QUOTED TEXT:
[Start]

Skip to main content

A modular analysis framework

Project description

A software library for scientists written by scientists!

Pipeline Status coverage report Latest Release

Description

Modular Analysis Framework is a python tool to run analytical steps in a consistent manner and to generate suitable output graphs and tables.

The idea behind MAFw is to offer data scientists a framework where they will be able to implement complex analytical tasks in a well defined environment where they can focus only on the data analysis without bothering with all other ancillary things, like interfaces to database, job submission and so on.

The core of MAFw is the Processor, the class that is responsible to perform the analytical task. The Processor I/O is based on a strong collaboration between a relational database structure and files on disc. In general, the processor is gathering the relevant input from one or more DB tables (location of input files, processing parameters…), performing its analytical job and update a DB output table with the main outcomes including the location where the output files are saved on disc.

By inheriting from the base Processor class, user-developed processors will come with some superpowers, like the ability to exchange data with the database back-end, displaying progress to the user, generating output graphs and so on. The scientist tasks will be limited to the implementation of the analysis code.

[End]

PROMPT A: Name every ability the MAFw project description says user-developed processors gain by inheriting from the base Processor class.

RECORDS FOR PROCESSING:
[Start]

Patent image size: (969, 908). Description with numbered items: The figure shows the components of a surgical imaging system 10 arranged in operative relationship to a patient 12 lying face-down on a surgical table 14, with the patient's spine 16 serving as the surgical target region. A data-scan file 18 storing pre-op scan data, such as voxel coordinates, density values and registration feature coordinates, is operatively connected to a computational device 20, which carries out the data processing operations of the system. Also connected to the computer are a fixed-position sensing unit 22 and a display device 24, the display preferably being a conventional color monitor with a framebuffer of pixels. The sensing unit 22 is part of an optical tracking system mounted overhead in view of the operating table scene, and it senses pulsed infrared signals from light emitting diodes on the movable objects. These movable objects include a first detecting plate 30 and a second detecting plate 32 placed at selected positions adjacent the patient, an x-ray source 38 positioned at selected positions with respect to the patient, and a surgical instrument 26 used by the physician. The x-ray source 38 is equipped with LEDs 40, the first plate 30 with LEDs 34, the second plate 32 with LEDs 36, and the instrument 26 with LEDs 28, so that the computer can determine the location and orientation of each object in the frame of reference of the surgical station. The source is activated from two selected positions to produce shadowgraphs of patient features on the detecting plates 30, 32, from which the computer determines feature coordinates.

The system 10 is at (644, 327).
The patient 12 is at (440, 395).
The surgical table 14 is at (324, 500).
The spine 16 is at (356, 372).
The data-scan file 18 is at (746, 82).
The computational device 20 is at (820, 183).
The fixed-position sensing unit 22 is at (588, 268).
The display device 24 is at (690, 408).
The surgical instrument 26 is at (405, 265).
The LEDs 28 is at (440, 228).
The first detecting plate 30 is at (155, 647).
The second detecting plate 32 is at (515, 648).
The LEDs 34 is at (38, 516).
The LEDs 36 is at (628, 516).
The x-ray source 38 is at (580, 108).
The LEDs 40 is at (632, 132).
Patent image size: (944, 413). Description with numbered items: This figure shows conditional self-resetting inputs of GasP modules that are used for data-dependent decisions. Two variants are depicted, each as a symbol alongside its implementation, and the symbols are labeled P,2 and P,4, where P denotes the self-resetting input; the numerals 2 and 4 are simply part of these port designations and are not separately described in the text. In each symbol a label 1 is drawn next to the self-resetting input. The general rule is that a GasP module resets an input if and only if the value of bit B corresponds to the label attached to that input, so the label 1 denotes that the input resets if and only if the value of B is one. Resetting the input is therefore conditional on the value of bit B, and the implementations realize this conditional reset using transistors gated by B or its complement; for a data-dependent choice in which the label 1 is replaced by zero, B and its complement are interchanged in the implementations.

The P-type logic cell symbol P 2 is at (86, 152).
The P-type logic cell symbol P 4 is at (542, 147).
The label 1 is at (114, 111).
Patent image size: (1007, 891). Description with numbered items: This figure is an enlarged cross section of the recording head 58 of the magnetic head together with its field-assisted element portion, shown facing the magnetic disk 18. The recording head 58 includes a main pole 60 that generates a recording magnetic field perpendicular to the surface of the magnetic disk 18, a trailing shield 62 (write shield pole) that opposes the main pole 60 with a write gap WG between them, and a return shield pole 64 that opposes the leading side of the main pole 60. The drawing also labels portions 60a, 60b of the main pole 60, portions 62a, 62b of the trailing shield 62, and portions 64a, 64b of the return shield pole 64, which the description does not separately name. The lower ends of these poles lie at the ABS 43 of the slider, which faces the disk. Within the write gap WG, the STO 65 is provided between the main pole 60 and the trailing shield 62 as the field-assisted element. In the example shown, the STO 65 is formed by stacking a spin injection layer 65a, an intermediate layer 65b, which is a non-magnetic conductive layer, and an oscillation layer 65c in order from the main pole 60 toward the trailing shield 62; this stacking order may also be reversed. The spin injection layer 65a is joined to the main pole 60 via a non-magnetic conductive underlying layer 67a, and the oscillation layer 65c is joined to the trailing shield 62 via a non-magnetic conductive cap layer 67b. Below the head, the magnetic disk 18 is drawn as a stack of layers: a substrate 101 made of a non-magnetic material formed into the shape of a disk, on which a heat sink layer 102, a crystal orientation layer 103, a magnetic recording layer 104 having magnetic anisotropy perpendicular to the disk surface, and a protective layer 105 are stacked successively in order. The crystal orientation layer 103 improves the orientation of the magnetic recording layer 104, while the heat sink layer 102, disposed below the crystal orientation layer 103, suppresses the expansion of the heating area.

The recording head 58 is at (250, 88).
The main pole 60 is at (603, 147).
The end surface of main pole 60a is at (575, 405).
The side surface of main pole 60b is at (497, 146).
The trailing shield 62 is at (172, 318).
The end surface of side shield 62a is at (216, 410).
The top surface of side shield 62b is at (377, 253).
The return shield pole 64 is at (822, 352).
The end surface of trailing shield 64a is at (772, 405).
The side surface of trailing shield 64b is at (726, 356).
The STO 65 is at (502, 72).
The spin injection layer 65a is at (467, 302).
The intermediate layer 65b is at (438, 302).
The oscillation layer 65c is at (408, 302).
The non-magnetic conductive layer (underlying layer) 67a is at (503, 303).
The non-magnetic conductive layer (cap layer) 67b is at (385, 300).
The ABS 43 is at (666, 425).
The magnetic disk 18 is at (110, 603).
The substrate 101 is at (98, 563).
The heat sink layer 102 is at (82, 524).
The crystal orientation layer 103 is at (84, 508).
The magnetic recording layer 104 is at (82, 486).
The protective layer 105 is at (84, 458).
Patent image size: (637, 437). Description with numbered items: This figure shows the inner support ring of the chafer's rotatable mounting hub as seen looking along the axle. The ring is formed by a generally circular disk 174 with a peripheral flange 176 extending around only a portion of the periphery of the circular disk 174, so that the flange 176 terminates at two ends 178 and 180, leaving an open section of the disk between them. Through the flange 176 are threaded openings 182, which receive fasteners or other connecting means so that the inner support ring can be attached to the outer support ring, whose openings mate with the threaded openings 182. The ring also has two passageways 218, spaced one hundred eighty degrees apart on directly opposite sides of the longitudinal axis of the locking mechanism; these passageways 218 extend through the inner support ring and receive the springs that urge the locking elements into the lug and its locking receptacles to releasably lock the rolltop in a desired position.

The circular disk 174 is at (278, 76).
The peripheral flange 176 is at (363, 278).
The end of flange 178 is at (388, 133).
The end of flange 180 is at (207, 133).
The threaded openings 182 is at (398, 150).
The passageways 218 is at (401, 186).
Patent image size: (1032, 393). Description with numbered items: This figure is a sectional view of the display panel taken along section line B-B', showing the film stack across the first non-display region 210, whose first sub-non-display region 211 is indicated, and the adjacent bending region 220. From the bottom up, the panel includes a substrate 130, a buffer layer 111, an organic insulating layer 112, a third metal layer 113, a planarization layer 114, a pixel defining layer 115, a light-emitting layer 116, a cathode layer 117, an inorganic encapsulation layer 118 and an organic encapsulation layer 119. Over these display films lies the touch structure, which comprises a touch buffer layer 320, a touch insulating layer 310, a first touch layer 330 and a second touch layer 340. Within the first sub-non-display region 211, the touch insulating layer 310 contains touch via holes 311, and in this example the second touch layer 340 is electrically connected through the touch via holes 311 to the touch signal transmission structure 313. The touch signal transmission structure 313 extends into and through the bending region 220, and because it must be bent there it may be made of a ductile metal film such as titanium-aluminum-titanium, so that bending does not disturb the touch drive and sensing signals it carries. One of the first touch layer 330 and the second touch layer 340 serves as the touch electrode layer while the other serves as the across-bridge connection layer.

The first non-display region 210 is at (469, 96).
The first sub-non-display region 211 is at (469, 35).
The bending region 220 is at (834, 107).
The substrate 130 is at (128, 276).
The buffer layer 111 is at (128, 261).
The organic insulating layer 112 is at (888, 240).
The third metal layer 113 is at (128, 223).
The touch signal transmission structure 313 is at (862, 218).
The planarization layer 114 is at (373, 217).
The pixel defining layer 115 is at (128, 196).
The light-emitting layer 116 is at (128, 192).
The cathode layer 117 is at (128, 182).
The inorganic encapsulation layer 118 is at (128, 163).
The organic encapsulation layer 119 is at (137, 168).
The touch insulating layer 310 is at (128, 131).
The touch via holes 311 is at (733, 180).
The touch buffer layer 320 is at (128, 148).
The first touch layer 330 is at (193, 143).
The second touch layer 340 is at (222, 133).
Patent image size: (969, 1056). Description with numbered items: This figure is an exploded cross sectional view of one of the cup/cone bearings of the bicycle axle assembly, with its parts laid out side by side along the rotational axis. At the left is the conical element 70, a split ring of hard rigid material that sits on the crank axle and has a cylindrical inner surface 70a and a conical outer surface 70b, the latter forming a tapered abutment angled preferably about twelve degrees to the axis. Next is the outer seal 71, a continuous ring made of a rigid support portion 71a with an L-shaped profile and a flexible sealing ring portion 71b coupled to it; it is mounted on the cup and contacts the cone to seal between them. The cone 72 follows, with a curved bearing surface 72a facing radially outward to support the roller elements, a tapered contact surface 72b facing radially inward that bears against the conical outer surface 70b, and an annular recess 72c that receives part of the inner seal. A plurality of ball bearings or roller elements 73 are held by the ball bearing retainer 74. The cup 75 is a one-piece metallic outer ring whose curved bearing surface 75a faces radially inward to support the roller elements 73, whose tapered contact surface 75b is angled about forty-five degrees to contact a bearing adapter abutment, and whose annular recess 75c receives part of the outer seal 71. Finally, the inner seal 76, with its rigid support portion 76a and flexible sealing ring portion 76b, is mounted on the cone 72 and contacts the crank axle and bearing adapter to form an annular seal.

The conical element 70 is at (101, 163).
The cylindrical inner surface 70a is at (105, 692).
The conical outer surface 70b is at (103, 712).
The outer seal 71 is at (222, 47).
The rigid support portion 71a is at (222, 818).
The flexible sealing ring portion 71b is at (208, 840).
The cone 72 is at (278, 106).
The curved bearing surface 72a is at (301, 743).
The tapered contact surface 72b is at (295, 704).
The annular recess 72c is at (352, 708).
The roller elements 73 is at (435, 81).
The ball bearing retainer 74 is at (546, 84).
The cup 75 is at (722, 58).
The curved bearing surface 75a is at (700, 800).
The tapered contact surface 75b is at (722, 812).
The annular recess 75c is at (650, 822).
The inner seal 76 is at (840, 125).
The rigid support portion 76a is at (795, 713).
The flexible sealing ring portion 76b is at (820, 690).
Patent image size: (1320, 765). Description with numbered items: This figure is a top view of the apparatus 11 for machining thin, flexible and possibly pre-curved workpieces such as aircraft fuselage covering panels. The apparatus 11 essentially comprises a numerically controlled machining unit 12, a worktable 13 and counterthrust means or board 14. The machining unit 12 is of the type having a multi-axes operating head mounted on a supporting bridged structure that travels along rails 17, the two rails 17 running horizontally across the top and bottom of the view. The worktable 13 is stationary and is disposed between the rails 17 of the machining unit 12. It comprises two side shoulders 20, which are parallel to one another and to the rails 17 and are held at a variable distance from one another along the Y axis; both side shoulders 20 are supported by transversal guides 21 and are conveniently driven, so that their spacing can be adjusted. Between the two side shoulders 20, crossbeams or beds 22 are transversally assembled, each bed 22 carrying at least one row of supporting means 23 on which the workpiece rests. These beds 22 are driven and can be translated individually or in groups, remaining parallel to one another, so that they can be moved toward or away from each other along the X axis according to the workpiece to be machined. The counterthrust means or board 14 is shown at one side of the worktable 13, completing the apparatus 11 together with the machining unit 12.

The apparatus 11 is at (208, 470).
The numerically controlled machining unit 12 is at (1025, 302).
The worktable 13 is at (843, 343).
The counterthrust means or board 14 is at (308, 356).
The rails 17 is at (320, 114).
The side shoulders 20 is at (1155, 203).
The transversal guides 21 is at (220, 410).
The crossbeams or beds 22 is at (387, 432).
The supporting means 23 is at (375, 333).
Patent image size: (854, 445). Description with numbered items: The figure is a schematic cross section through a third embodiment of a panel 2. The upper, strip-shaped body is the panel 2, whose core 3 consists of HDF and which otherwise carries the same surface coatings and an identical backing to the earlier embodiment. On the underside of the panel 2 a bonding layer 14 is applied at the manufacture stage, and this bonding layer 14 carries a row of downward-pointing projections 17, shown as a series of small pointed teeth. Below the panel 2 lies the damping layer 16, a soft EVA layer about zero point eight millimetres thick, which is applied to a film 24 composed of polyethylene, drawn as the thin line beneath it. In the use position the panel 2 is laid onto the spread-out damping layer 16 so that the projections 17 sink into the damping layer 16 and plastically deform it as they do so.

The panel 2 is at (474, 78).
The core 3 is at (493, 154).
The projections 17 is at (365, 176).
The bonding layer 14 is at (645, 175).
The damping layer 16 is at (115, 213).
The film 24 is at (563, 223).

[End]

PROMPT B: From the listing, output the lines beginning at the one that contains "Patent image size: (1320, 765)." and ending after the one that contains "The apparatus 11 is at (208, 470).", with both included.

CORRECT ANSWER A:
- Exchanging data with the database back-end
- Displaying progress to the user
- Generating output graphs

CORRECT ANSWER B:
Patent image size: (1320, 765). Description with numbered items: This figure is a top view of the apparatus 11 for machining thin, flexible and possibly pre-curved workpieces such as aircraft fuselage covering panels. The apparatus 11 essentially comprises a numerically controlled machining unit 12, a worktable 13 and counterthrust means or board 14. The machining unit 12 is of the type having a multi-axes operating head mounted on a supporting bridged structure that travels along rails 17, the two rails 17 running horizontally across the top and bottom of the view. The worktable 13 is stationary and is disposed between the rails 17 of the machining unit 12. It comprises two side shoulders 20, which are parallel to one another and to the rails 17 and are held at a variable distance from one another along the Y axis; both side shoulders 20 are supported by transversal guides 21 and are conveniently driven, so that their spacing can be adjusted. Between the two side shoulders 20, crossbeams or beds 22 are transversally assembled, each bed 22 carrying at least one row of supporting means 23 on which the workpiece rests. These beds 22 are driven and can be translated individually or in groups, remaining parallel to one another, so that they can be moved toward or away from each other along the X axis according to the workpiece to be machined. The counterthrust means or board 14 is shown at one side of the worktable 13, completing the apparatus 11 together with the machining unit 12.

The apparatus 11 is at (208, 470).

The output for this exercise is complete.